# RECORDS FOR THE TASK:
______
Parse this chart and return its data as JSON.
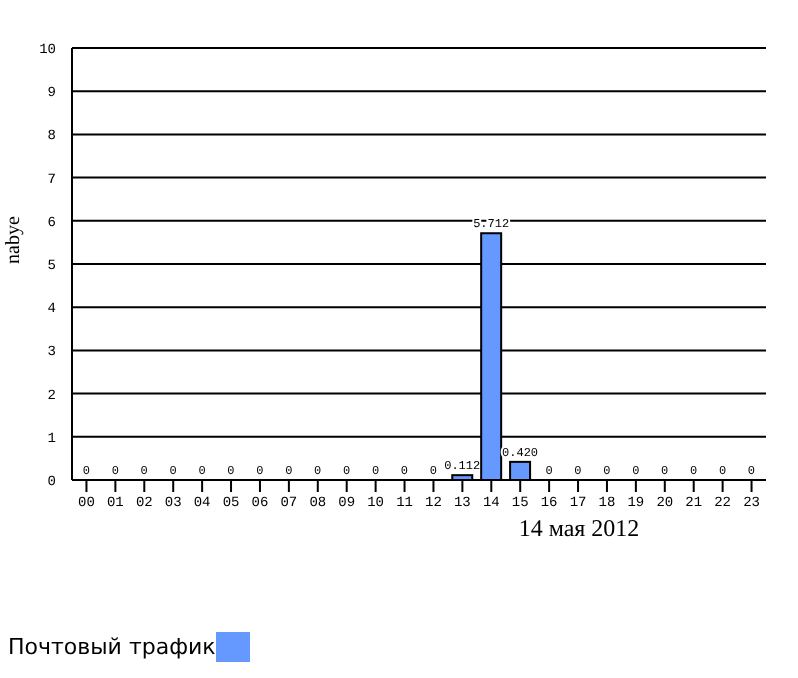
{
  "chart_data": {
    "type": "bar",
    "xlabel": "14 мая 2012",
    "ylabel": "nabye",
    "categories": [
      "00",
      "01",
      "02",
      "03",
      "04",
      "05",
      "06",
      "07",
      "08",
      "09",
      "10",
      "11",
      "12",
      "13",
      "14",
      "15",
      "16",
      "17",
      "18",
      "19",
      "20",
      "21",
      "22",
      "23"
    ],
    "series": [
      {
        "name": "Почтовый трафик",
        "color": "#6699ff",
        "values": [
          0,
          0,
          0,
          0,
          0,
          0,
          0,
          0,
          0,
          0,
          0,
          0,
          0,
          0.112,
          5.712,
          0.42,
          0,
          0,
          0,
          0,
          0,
          0,
          0,
          0
        ],
        "value_labels": [
          "0",
          "0",
          "0",
          "0",
          "0",
          "0",
          "0",
          "0",
          "0",
          "0",
          "0",
          "0",
          "0",
          "0.112",
          "5.712",
          "0.420",
          "0",
          "0",
          "0",
          "0",
          "0",
          "0",
          "0",
          "0"
        ]
      }
    ],
    "ylim": [
      0,
      10
    ],
    "yticks": [
      0,
      1,
      2,
      3,
      4,
      5,
      6,
      7,
      8,
      9,
      10
    ],
    "grid": "y",
    "legend": "bottom left"
  }
}
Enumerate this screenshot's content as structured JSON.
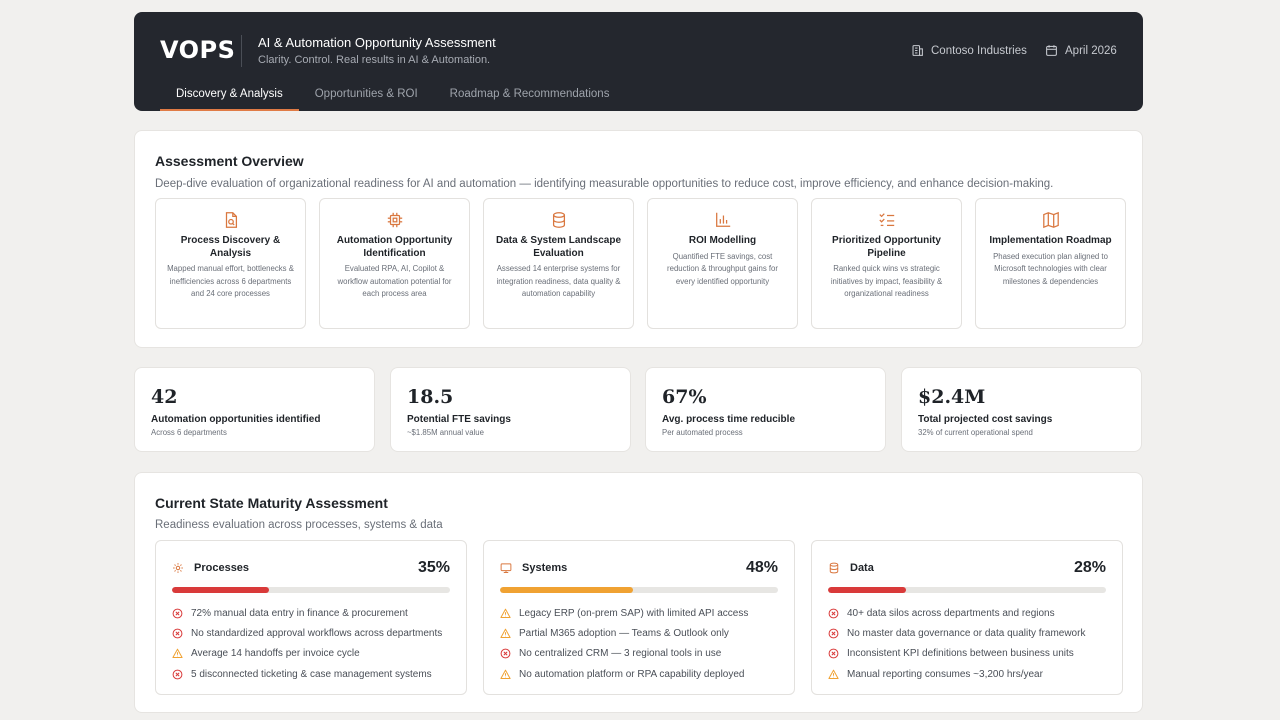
{
  "header": {
    "logo": "VOPS",
    "title": "AI & Automation Opportunity Assessment",
    "tagline": "Clarity. Control. Real results in AI & Automation.",
    "company": "Contoso Industries",
    "date": "April 2026",
    "tabs": [
      {
        "label": "Discovery & Analysis",
        "active": true
      },
      {
        "label": "Opportunities & ROI",
        "active": false
      },
      {
        "label": "Roadmap & Recommendations",
        "active": false
      }
    ]
  },
  "overview": {
    "title": "Assessment Overview",
    "description": "Deep-dive evaluation of organizational readiness for AI and automation — identifying measurable opportunities to reduce cost, improve efficiency, and enhance decision-making.",
    "features": [
      {
        "icon": "file-search-icon",
        "title": "Process Discovery & Analysis",
        "desc": "Mapped manual effort, bottlenecks & inefficiencies across 6 departments and 24 core processes"
      },
      {
        "icon": "cpu-chip-icon",
        "title": "Automation Opportunity Identification",
        "desc": "Evaluated RPA, AI, Copilot & workflow automation potential for each process area"
      },
      {
        "icon": "database-icon",
        "title": "Data & System Landscape Evaluation",
        "desc": "Assessed 14 enterprise systems for integration readiness, data quality & automation capability"
      },
      {
        "icon": "bar-chart-icon",
        "title": "ROI Modelling",
        "desc": "Quantified FTE savings, cost reduction & throughput gains for every identified opportunity"
      },
      {
        "icon": "checklist-icon",
        "title": "Prioritized Opportunity Pipeline",
        "desc": "Ranked quick wins vs strategic initiatives by impact, feasibility & organizational readiness"
      },
      {
        "icon": "map-icon",
        "title": "Implementation Roadmap",
        "desc": "Phased execution plan aligned to Microsoft technologies with clear milestones & dependencies"
      }
    ]
  },
  "kpis": [
    {
      "value": "42",
      "label": "Automation opportunities identified",
      "sub": "Across 6 departments"
    },
    {
      "value": "18.5",
      "label": "Potential FTE savings",
      "sub": "~$1.85M annual value"
    },
    {
      "value": "67%",
      "label": "Avg. process time reducible",
      "sub": "Per automated process"
    },
    {
      "value": "$2.4M",
      "label": "Total projected cost savings",
      "sub": "32% of current operational spend"
    }
  ],
  "maturity": {
    "title": "Current State Maturity Assessment",
    "subtitle": "Readiness evaluation across processes, systems & data",
    "colors": {
      "critical": "#d93a3a",
      "warning": "#f0a232"
    },
    "cards": [
      {
        "icon": "gear-icon",
        "name": "Processes",
        "percent": "35%",
        "level": 0.35,
        "bar_color": "#d93a3a",
        "items": [
          {
            "status": "critical",
            "text": "72% manual data entry in finance & procurement"
          },
          {
            "status": "critical",
            "text": "No standardized approval workflows across departments"
          },
          {
            "status": "warning",
            "text": "Average 14 handoffs per invoice cycle"
          },
          {
            "status": "critical",
            "text": "5 disconnected ticketing & case management systems"
          }
        ]
      },
      {
        "icon": "monitor-icon",
        "name": "Systems",
        "percent": "48%",
        "level": 0.48,
        "bar_color": "#f0a232",
        "items": [
          {
            "status": "warning",
            "text": "Legacy ERP (on-prem SAP) with limited API access"
          },
          {
            "status": "warning",
            "text": "Partial M365 adoption — Teams & Outlook only"
          },
          {
            "status": "critical",
            "text": "No centralized CRM — 3 regional tools in use"
          },
          {
            "status": "warning",
            "text": "No automation platform or RPA capability deployed"
          }
        ]
      },
      {
        "icon": "database-icon",
        "name": "Data",
        "percent": "28%",
        "level": 0.28,
        "bar_color": "#d93a3a",
        "items": [
          {
            "status": "critical",
            "text": "40+ data silos across departments and regions"
          },
          {
            "status": "critical",
            "text": "No master data governance or data quality framework"
          },
          {
            "status": "critical",
            "text": "Inconsistent KPI definitions between business units"
          },
          {
            "status": "warning",
            "text": "Manual reporting consumes ~3,200 hrs/year"
          }
        ]
      }
    ]
  }
}
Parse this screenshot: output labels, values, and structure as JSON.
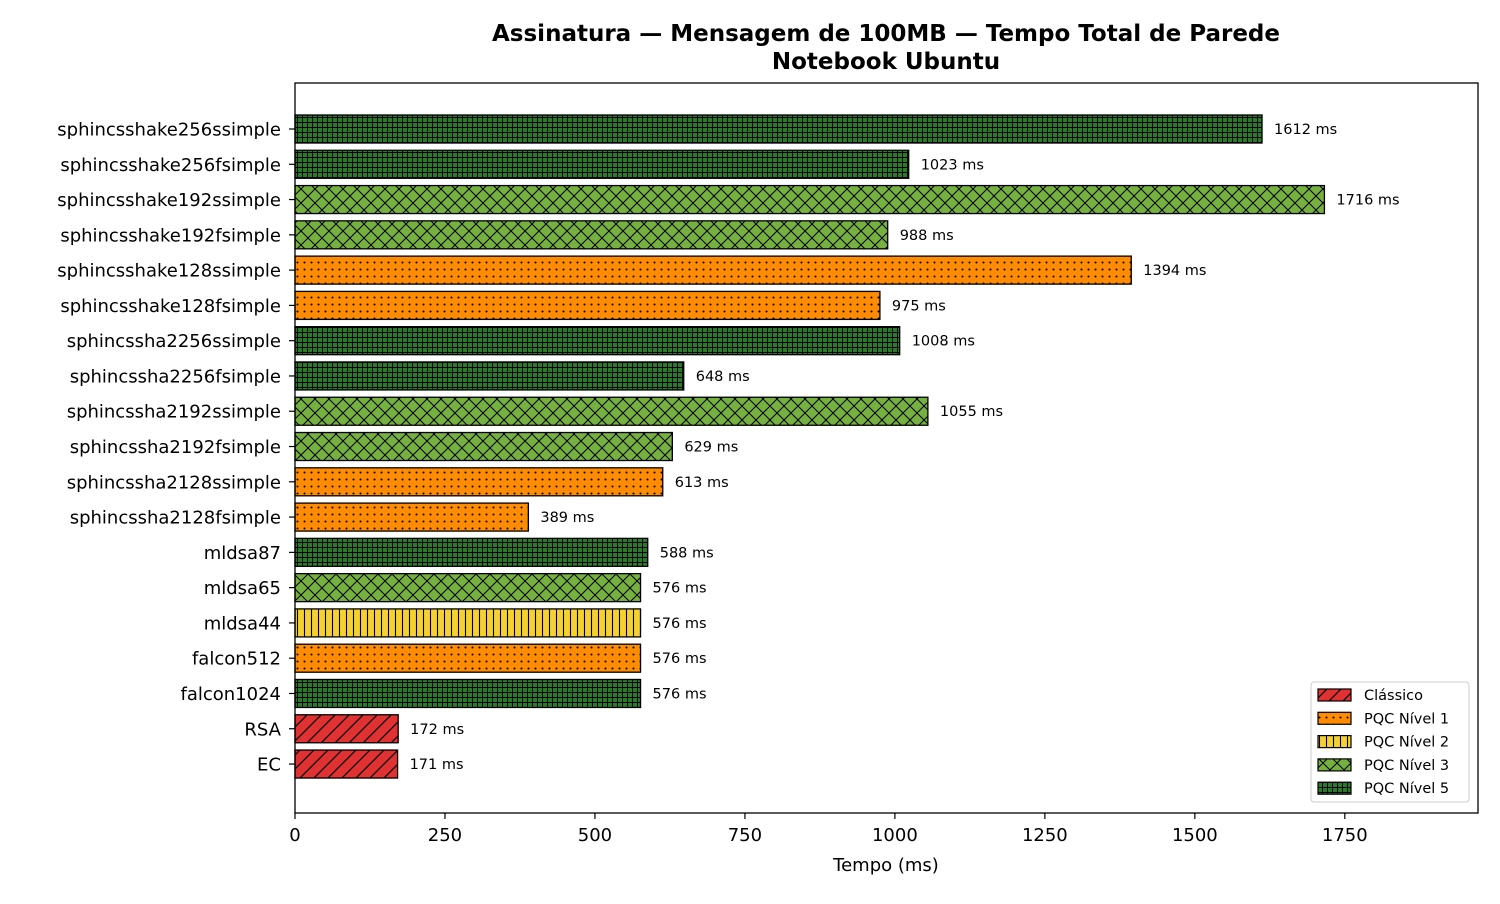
{
  "chart_data": {
    "type": "bar",
    "orientation": "horizontal",
    "title": "Assinatura — Mensagem de 100MB — Tempo Total de Parede",
    "subtitle": "Notebook Ubuntu",
    "xlabel": "Tempo (ms)",
    "ylabel": "",
    "xlim": [
      0,
      1972
    ],
    "xticks": [
      0,
      250,
      500,
      750,
      1000,
      1250,
      1500,
      1750
    ],
    "grid": false,
    "legend_position": "lower-right",
    "value_suffix": " ms",
    "categories": [
      "sphincsshake256ssimple",
      "sphincsshake256fsimple",
      "sphincsshake192ssimple",
      "sphincsshake192fsimple",
      "sphincsshake128ssimple",
      "sphincsshake128fsimple",
      "sphincssha2256ssimple",
      "sphincssha2256fsimple",
      "sphincssha2192ssimple",
      "sphincssha2192fsimple",
      "sphincssha2128ssimple",
      "sphincssha2128fsimple",
      "mldsa87",
      "mldsa65",
      "mldsa44",
      "falcon512",
      "falcon1024",
      "RSA",
      "EC"
    ],
    "values": [
      1612,
      1023,
      1716,
      988,
      1394,
      975,
      1008,
      648,
      1055,
      629,
      613,
      389,
      588,
      576,
      576,
      576,
      576,
      172,
      171
    ],
    "groups": [
      "PQC Nível 5",
      "PQC Nível 5",
      "PQC Nível 3",
      "PQC Nível 3",
      "PQC Nível 1",
      "PQC Nível 1",
      "PQC Nível 5",
      "PQC Nível 5",
      "PQC Nível 3",
      "PQC Nível 3",
      "PQC Nível 1",
      "PQC Nível 1",
      "PQC Nível 5",
      "PQC Nível 3",
      "PQC Nível 2",
      "PQC Nível 1",
      "PQC Nível 5",
      "Clássico",
      "Clássico"
    ],
    "legend": [
      {
        "name": "Clássico",
        "color": "#e03232",
        "pattern": "diagonal"
      },
      {
        "name": "PQC Nível 1",
        "color": "#ff8c00",
        "pattern": "dots"
      },
      {
        "name": "PQC Nível 2",
        "color": "#f5d032",
        "pattern": "vertical"
      },
      {
        "name": "PQC Nível 3",
        "color": "#76b041",
        "pattern": "crosshatch"
      },
      {
        "name": "PQC Nível 5",
        "color": "#2a7a2a",
        "pattern": "grid"
      }
    ]
  }
}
______
Write the records out once more, exactly as they appear, with no pictures.

Parse this chart and return its data as JSON.
{
  "chart_data": {
    "type": "bar",
    "xlabel": "14 мая 2012",
    "ylabel": "nabye",
    "categories": [
      "00",
      "01",
      "02",
      "03",
      "04",
      "05",
      "06",
      "07",
      "08",
      "09",
      "10",
      "11",
      "12",
      "13",
      "14",
      "15",
      "16",
      "17",
      "18",
      "19",
      "20",
      "21",
      "22",
      "23"
    ],
    "series": [
      {
        "name": "Почтовый трафик",
        "color": "#6699ff",
        "values": [
          0,
          0,
          0,
          0,
          0,
          0,
          0,
          0,
          0,
          0,
          0,
          0,
          0,
          0.112,
          5.712,
          0.42,
          0,
          0,
          0,
          0,
          0,
          0,
          0,
          0
        ],
        "value_labels": [
          "0",
          "0",
          "0",
          "0",
          "0",
          "0",
          "0",
          "0",
          "0",
          "0",
          "0",
          "0",
          "0",
          "0.112",
          "5.712",
          "0.420",
          "0",
          "0",
          "0",
          "0",
          "0",
          "0",
          "0",
          "0"
        ]
      }
    ],
    "ylim": [
      0,
      10
    ],
    "yticks": [
      0,
      1,
      2,
      3,
      4,
      5,
      6,
      7,
      8,
      9,
      10
    ],
    "grid": "y",
    "legend": "bottom left"
  }
}
Enumerate this screenshot's content as structured JSON.
{
  "header": {
    "logo": "VOPS",
    "title": "AI & Automation Opportunity Assessment",
    "tagline": "Clarity. Control. Real results in AI & Automation.",
    "company": "Contoso Industries",
    "date": "April 2026",
    "tabs": [
      {
        "label": "Discovery & Analysis",
        "active": true
      },
      {
        "label": "Opportunities & ROI",
        "active": false
      },
      {
        "label": "Roadmap & Recommendations",
        "active": false
      }
    ]
  },
  "overview": {
    "title": "Assessment Overview",
    "description": "Deep-dive evaluation of organizational readiness for AI and automation — identifying measurable opportunities to reduce cost, improve efficiency, and enhance decision-making.",
    "features": [
      {
        "icon": "file-search-icon",
        "title": "Process Discovery & Analysis",
        "desc": "Mapped manual effort, bottlenecks & inefficiencies across 6 departments and 24 core processes"
      },
      {
        "icon": "cpu-chip-icon",
        "title": "Automation Opportunity Identification",
        "desc": "Evaluated RPA, AI, Copilot & workflow automation potential for each process area"
      },
      {
        "icon": "database-icon",
        "title": "Data & System Landscape Evaluation",
        "desc": "Assessed 14 enterprise systems for integration readiness, data quality & automation capability"
      },
      {
        "icon": "bar-chart-icon",
        "title": "ROI Modelling",
        "desc": "Quantified FTE savings, cost reduction & throughput gains for every identified opportunity"
      },
      {
        "icon": "checklist-icon",
        "title": "Prioritized Opportunity Pipeline",
        "desc": "Ranked quick wins vs strategic initiatives by impact, feasibility & organizational readiness"
      },
      {
        "icon": "map-icon",
        "title": "Implementation Roadmap",
        "desc": "Phased execution plan aligned to Microsoft technologies with clear milestones & dependencies"
      }
    ]
  },
  "kpis": [
    {
      "value": "42",
      "label": "Automation opportunities identified",
      "sub": "Across 6 departments"
    },
    {
      "value": "18.5",
      "label": "Potential FTE savings",
      "sub": "~$1.85M annual value"
    },
    {
      "value": "67%",
      "label": "Avg. process time reducible",
      "sub": "Per automated process"
    },
    {
      "value": "$2.4M",
      "label": "Total projected cost savings",
      "sub": "32% of current operational spend"
    }
  ],
  "maturity": {
    "title": "Current State Maturity Assessment",
    "subtitle": "Readiness evaluation across processes, systems & data",
    "colors": {
      "critical": "#d93a3a",
      "warning": "#f0a232"
    },
    "cards": [
      {
        "icon": "gear-icon",
        "name": "Processes",
        "percent": "35%",
        "level": 0.35,
        "bar_color": "#d93a3a",
        "items": [
          {
            "status": "critical",
            "text": "72% manual data entry in finance & procurement"
          },
          {
            "status": "critical",
            "text": "No standardized approval workflows across departments"
          },
          {
            "status": "warning",
            "text": "Average 14 handoffs per invoice cycle"
          },
          {
            "status": "critical",
            "text": "5 disconnected ticketing & case management systems"
          }
        ]
      },
      {
        "icon": "monitor-icon",
        "name": "Systems",
        "percent": "48%",
        "level": 0.48,
        "bar_color": "#f0a232",
        "items": [
          {
            "status": "warning",
            "text": "Legacy ERP (on-prem SAP) with limited API access"
          },
          {
            "status": "warning",
            "text": "Partial M365 adoption — Teams & Outlook only"
          },
          {
            "status": "critical",
            "text": "No centralized CRM — 3 regional tools in use"
          },
          {
            "status": "warning",
            "text": "No automation platform or RPA capability deployed"
          }
        ]
      },
      {
        "icon": "database-icon",
        "name": "Data",
        "percent": "28%",
        "level": 0.28,
        "bar_color": "#d93a3a",
        "items": [
          {
            "status": "critical",
            "text": "40+ data silos across departments and regions"
          },
          {
            "status": "critical",
            "text": "No master data governance or data quality framework"
          },
          {
            "status": "critical",
            "text": "Inconsistent KPI definitions between business units"
          },
          {
            "status": "warning",
            "text": "Manual reporting consumes ~3,200 hrs/year"
          }
        ]
      }
    ]
  }
}
Parse this screenshot: output labels, values, and structure as JSON.
{
  "chart_data": {
    "type": "bar",
    "orientation": "horizontal",
    "title": "Assinatura — Mensagem de 100MB — Tempo Total de Parede",
    "subtitle": "Notebook Ubuntu",
    "xlabel": "Tempo (ms)",
    "ylabel": "",
    "xlim": [
      0,
      1972
    ],
    "xticks": [
      0,
      250,
      500,
      750,
      1000,
      1250,
      1500,
      1750
    ],
    "grid": false,
    "legend_position": "lower-right",
    "value_suffix": " ms",
    "categories": [
      "sphincsshake256ssimple",
      "sphincsshake256fsimple",
      "sphincsshake192ssimple",
      "sphincsshake192fsimple",
      "sphincsshake128ssimple",
      "sphincsshake128fsimple",
      "sphincssha2256ssimple",
      "sphincssha2256fsimple",
      "sphincssha2192ssimple",
      "sphincssha2192fsimple",
      "sphincssha2128ssimple",
      "sphincssha2128fsimple",
      "mldsa87",
      "mldsa65",
      "mldsa44",
      "falcon512",
      "falcon1024",
      "RSA",
      "EC"
    ],
    "values": [
      1612,
      1023,
      1716,
      988,
      1394,
      975,
      1008,
      648,
      1055,
      629,
      613,
      389,
      588,
      576,
      576,
      576,
      576,
      172,
      171
    ],
    "groups": [
      "PQC Nível 5",
      "PQC Nível 5",
      "PQC Nível 3",
      "PQC Nível 3",
      "PQC Nível 1",
      "PQC Nível 1",
      "PQC Nível 5",
      "PQC Nível 5",
      "PQC Nível 3",
      "PQC Nível 3",
      "PQC Nível 1",
      "PQC Nível 1",
      "PQC Nível 5",
      "PQC Nível 3",
      "PQC Nível 2",
      "PQC Nível 1",
      "PQC Nível 5",
      "Clássico",
      "Clássico"
    ],
    "legend": [
      {
        "name": "Clássico",
        "color": "#e03232",
        "pattern": "diagonal"
      },
      {
        "name": "PQC Nível 1",
        "color": "#ff8c00",
        "pattern": "dots"
      },
      {
        "name": "PQC Nível 2",
        "color": "#f5d032",
        "pattern": "vertical"
      },
      {
        "name": "PQC Nível 3",
        "color": "#76b041",
        "pattern": "crosshatch"
      },
      {
        "name": "PQC Nível 5",
        "color": "#2a7a2a",
        "pattern": "grid"
      }
    ]
  }
}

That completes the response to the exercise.